• _Raw data_
***

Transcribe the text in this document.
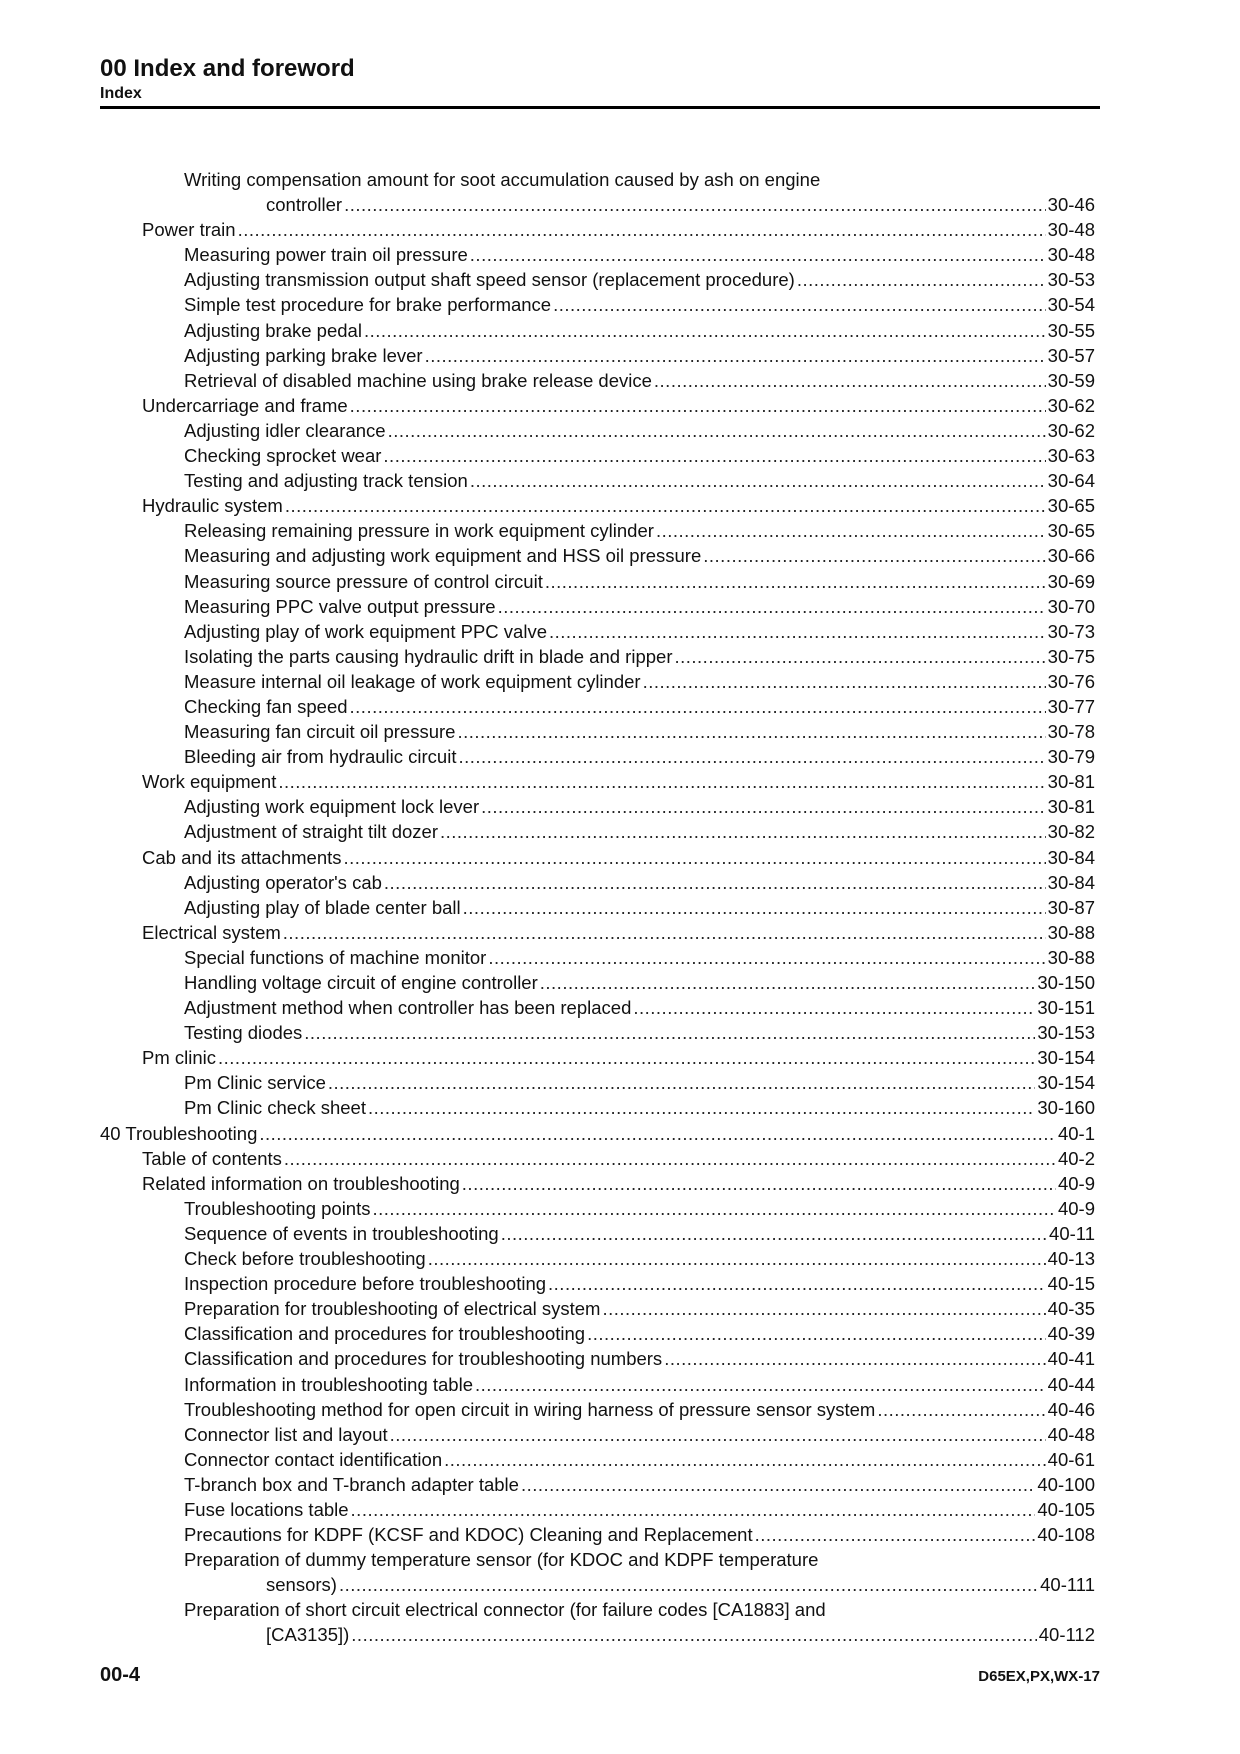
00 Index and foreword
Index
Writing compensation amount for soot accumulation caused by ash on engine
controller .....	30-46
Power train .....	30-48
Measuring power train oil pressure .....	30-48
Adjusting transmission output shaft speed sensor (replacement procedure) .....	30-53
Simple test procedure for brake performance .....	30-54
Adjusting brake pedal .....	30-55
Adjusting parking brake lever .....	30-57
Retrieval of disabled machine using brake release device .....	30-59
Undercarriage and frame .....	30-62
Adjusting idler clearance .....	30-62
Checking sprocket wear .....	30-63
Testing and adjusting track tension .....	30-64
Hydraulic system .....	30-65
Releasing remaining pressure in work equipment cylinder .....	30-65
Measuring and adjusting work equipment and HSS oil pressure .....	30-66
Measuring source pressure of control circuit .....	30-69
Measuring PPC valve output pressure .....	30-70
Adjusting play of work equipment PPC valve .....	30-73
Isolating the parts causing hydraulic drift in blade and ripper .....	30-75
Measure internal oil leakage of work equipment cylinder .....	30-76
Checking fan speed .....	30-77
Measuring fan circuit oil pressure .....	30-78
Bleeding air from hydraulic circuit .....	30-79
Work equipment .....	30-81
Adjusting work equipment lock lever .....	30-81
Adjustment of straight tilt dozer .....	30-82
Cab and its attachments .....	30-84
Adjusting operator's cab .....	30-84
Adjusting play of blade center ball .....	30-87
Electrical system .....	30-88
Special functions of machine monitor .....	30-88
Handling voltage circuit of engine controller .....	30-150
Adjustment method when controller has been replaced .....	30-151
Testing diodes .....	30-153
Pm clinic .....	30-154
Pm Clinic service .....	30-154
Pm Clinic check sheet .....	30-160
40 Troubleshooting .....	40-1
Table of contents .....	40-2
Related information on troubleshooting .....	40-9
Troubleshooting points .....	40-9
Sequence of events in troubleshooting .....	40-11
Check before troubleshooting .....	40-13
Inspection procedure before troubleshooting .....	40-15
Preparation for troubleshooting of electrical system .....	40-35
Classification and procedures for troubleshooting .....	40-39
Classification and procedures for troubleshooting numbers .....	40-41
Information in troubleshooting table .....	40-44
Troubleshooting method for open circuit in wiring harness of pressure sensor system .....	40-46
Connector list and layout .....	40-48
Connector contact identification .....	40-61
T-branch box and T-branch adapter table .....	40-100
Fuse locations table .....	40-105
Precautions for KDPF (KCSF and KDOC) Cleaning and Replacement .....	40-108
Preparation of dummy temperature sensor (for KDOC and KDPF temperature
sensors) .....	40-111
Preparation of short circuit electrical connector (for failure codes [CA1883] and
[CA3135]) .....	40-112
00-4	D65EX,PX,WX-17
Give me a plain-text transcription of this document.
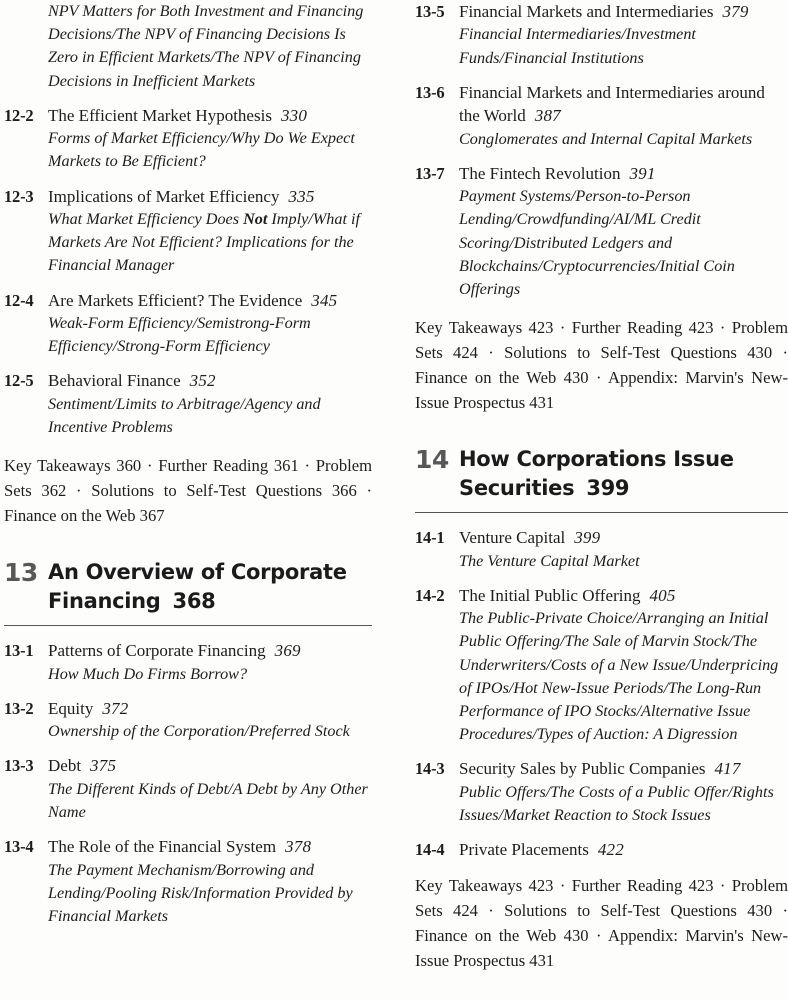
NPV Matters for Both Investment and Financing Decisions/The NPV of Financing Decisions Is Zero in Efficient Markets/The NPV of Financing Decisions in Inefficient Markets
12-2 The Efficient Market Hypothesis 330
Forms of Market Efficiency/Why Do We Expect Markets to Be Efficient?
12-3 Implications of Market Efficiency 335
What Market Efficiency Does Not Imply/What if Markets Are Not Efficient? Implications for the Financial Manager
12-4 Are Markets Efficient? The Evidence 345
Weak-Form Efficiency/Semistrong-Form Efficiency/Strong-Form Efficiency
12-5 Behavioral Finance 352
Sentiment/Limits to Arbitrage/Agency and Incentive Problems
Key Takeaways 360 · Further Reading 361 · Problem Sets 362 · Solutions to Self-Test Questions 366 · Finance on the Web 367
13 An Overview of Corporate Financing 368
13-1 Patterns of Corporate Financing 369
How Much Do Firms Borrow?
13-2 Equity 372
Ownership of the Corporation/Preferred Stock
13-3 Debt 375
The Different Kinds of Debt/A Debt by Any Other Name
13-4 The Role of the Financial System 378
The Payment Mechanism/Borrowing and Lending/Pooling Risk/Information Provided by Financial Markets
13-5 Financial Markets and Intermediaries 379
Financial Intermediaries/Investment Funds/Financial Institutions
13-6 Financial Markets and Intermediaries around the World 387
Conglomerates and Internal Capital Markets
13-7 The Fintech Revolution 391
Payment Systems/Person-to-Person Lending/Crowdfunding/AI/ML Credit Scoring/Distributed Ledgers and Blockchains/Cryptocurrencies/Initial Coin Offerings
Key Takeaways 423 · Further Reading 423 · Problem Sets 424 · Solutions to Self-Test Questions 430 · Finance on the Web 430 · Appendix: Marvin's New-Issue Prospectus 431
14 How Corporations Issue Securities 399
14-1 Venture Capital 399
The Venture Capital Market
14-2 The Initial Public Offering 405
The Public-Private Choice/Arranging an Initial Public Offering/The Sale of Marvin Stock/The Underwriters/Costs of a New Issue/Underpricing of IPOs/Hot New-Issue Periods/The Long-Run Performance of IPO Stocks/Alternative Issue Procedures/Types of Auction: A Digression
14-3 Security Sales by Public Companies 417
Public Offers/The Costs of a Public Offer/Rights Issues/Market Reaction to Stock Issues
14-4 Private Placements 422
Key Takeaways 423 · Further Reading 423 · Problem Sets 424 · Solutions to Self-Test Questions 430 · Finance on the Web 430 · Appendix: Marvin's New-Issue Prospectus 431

***

• _Exercise aim_
Find how many lines of the listing include the string "blade" and give that number, nothing else.

• _Written answer_
2